Return the data exactly, with all pictures removed.

• _RECORDS SUPPLIED_
########
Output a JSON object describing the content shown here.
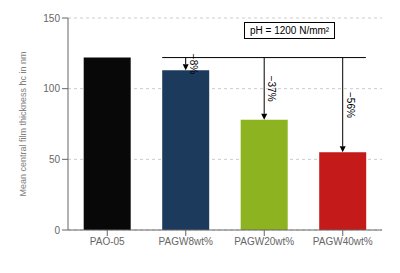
{
  "chart_data": {
    "type": "bar",
    "categories": [
      "PAO-05",
      "PAGW8wt%",
      "PAGW20wt%",
      "PAGW40wt%"
    ],
    "values": [
      122,
      113,
      78,
      55
    ],
    "colors": [
      "#080808",
      "#1b3a5c",
      "#8db320",
      "#c41a1a"
    ],
    "ylabel": "Mean central film thickness h̄c in nm",
    "ylim": [
      0,
      150
    ],
    "yticks": [
      0,
      50,
      100,
      150
    ],
    "grid": true,
    "reference_line": {
      "y": 122,
      "from": "PAGW8wt%",
      "to": "PAGW40wt%"
    },
    "annotations": [
      {
        "text": "−8%",
        "category": "PAGW8wt%",
        "from": 122,
        "to": 113
      },
      {
        "text": "−37%",
        "category": "PAGW20wt%",
        "from": 122,
        "to": 78
      },
      {
        "text": "−56%",
        "category": "PAGW40wt%",
        "from": 122,
        "to": 55
      },
      {
        "text": "pH = 1200 N/mm²"
      }
    ]
  }
}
########
• _WRITTEN RESPONSE_
Output a JSON object describing the content shown here.
{
  "chart_data": {
    "type": "bar",
    "categories": [
      "PAO-05",
      "PAGW8wt%",
      "PAGW20wt%",
      "PAGW40wt%"
    ],
    "values": [
      122,
      113,
      78,
      55
    ],
    "colors": [
      "#080808",
      "#1b3a5c",
      "#8db320",
      "#c41a1a"
    ],
    "ylabel": "Mean central film thickness h̄c in nm",
    "ylim": [
      0,
      150
    ],
    "yticks": [
      0,
      50,
      100,
      150
    ],
    "grid": true,
    "reference_line": {
      "y": 122,
      "from": "PAGW8wt%",
      "to": "PAGW40wt%"
    },
    "annotations": [
      {
        "text": "−8%",
        "category": "PAGW8wt%",
        "from": 122,
        "to": 113
      },
      {
        "text": "−37%",
        "category": "PAGW20wt%",
        "from": 122,
        "to": 78
      },
      {
        "text": "−56%",
        "category": "PAGW40wt%",
        "from": 122,
        "to": 55
      },
      {
        "text": "pH = 1200 N/mm²"
      }
    ]
  }
}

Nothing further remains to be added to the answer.